Extracted records
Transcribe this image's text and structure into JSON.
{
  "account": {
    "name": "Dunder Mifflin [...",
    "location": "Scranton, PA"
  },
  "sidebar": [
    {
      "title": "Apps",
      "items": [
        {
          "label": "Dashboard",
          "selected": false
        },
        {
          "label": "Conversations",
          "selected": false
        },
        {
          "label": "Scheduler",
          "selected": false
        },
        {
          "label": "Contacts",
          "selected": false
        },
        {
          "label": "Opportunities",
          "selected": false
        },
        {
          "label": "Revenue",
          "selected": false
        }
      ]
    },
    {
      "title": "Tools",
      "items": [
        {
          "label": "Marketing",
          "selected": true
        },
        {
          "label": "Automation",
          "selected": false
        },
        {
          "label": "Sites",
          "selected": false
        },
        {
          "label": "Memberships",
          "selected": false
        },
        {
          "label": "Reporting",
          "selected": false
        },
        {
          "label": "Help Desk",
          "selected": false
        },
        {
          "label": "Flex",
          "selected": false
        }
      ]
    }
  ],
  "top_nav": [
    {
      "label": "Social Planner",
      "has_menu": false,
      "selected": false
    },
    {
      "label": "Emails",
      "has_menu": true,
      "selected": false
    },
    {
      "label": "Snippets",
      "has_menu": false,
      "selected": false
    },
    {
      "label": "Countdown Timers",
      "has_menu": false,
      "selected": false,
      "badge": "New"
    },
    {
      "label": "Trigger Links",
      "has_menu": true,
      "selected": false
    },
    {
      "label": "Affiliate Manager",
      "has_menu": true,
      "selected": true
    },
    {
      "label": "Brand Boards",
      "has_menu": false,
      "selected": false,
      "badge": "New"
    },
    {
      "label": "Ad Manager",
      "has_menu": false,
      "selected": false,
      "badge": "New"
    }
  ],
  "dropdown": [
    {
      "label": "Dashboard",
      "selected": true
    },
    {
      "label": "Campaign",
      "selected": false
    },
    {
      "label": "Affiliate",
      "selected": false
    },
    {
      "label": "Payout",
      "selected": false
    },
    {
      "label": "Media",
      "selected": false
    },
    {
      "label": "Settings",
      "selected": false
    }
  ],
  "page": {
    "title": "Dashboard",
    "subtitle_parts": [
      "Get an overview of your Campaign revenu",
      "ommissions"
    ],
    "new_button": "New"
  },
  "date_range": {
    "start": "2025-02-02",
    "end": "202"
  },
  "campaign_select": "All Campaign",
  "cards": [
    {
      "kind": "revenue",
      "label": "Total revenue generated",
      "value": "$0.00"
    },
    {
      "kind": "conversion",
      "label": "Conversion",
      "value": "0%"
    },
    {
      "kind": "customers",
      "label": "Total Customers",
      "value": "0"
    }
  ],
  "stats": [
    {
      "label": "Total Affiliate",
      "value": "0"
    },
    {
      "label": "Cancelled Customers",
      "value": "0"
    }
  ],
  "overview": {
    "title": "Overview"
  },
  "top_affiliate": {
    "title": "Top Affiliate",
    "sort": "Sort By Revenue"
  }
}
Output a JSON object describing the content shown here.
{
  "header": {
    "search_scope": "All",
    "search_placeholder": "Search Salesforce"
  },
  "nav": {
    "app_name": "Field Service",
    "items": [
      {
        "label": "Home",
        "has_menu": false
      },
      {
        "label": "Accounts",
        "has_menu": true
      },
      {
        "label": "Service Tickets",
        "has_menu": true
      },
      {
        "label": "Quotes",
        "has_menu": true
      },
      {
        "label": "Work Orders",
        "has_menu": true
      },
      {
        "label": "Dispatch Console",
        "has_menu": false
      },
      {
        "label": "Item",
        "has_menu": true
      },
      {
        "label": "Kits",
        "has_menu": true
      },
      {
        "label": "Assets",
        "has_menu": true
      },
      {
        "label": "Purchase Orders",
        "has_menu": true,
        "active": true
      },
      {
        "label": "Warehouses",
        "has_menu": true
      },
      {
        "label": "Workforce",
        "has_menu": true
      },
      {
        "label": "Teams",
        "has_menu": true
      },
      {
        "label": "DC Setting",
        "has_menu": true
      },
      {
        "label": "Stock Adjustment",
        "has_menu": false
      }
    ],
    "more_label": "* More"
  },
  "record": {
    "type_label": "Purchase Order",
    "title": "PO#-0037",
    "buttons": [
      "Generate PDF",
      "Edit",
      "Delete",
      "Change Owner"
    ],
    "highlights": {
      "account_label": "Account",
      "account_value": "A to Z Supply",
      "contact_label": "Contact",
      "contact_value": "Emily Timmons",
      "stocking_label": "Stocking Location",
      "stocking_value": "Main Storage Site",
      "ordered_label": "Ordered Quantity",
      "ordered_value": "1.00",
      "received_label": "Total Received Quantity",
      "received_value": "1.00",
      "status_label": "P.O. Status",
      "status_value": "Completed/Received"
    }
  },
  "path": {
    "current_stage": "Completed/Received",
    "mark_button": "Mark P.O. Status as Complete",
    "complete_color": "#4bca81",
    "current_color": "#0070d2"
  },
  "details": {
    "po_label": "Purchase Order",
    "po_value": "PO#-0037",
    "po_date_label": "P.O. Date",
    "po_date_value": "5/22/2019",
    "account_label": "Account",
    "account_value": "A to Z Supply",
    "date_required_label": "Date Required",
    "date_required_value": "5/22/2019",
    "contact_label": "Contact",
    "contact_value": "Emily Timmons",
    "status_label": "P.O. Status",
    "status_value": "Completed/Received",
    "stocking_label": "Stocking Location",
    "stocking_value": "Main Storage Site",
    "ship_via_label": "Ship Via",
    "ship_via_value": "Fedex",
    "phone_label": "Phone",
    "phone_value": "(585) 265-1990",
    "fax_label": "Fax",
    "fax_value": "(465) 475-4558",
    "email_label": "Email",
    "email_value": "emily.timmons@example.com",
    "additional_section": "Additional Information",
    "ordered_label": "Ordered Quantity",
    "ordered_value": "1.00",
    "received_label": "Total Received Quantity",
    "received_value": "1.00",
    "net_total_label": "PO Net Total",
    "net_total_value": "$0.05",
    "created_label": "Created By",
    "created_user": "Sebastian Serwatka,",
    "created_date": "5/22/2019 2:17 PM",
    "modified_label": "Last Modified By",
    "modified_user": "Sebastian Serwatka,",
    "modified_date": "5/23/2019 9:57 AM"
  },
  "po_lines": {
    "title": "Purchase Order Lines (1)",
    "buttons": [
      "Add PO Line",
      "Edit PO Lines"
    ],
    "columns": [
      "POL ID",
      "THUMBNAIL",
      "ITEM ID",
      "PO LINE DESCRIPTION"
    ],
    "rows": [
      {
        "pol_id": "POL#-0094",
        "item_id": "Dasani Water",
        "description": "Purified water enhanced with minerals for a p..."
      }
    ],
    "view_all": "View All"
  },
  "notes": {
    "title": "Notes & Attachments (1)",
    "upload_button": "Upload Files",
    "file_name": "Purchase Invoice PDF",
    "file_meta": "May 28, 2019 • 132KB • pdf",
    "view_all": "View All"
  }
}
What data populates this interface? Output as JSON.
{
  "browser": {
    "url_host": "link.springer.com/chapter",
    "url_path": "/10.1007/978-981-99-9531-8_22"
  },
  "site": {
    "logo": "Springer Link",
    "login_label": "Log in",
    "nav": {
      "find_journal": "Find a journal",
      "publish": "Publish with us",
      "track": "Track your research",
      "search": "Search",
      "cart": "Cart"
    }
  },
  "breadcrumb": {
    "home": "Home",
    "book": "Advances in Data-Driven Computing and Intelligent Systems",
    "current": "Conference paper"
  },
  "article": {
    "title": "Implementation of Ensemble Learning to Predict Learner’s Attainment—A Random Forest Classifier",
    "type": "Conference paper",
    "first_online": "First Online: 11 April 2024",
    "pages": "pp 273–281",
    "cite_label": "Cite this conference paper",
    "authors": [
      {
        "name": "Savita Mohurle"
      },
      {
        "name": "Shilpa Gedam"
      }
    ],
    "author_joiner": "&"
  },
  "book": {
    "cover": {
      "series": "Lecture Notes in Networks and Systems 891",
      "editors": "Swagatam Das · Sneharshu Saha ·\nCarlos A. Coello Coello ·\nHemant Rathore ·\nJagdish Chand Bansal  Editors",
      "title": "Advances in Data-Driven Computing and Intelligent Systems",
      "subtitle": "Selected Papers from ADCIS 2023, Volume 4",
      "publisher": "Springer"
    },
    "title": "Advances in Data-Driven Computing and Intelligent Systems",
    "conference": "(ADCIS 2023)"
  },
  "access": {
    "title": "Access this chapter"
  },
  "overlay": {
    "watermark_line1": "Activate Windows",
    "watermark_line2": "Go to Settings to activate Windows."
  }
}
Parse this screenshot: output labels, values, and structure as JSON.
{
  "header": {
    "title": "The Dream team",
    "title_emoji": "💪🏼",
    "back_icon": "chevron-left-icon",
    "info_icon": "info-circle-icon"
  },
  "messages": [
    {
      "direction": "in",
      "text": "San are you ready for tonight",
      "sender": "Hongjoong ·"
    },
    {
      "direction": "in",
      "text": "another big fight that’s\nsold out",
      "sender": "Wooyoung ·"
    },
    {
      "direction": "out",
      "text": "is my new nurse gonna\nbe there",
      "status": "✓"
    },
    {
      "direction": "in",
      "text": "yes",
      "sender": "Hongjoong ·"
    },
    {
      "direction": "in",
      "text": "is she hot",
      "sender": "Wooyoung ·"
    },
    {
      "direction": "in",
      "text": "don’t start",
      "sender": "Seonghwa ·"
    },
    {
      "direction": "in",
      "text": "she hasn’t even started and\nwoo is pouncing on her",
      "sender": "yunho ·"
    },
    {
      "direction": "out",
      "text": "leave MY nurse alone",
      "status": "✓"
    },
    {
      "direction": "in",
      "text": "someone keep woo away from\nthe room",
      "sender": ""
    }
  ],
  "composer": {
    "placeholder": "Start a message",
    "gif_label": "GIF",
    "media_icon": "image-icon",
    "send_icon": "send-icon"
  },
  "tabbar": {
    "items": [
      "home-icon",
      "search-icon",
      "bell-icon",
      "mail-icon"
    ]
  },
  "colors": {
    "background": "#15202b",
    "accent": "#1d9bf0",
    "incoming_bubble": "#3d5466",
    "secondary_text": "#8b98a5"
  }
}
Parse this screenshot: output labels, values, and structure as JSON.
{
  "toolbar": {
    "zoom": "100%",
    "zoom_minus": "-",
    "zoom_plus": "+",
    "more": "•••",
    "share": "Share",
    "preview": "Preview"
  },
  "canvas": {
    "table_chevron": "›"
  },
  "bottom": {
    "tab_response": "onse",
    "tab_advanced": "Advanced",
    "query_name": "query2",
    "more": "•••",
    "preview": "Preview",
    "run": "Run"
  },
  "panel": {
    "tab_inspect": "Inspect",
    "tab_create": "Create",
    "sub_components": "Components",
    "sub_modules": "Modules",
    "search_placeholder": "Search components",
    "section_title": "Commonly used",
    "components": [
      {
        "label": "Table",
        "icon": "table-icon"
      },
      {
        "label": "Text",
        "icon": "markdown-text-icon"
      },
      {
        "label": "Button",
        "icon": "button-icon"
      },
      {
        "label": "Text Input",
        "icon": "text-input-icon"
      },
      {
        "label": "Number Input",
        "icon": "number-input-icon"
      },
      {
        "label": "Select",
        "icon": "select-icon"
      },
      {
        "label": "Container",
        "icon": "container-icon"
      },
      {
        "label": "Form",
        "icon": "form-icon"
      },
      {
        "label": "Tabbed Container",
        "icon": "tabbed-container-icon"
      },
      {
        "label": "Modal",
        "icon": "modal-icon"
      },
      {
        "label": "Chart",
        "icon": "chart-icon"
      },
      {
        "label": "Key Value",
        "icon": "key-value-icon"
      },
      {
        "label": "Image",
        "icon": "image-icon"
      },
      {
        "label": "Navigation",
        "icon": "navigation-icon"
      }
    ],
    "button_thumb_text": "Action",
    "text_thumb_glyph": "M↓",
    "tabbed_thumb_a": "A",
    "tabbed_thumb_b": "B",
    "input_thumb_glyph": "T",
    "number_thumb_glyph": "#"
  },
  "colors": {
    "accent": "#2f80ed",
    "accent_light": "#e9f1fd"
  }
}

Problem details: Extract every line above containing the word "Manager".

Finished exercise:
      "label": "Affiliate Manager",
      "label": "Ad Manager",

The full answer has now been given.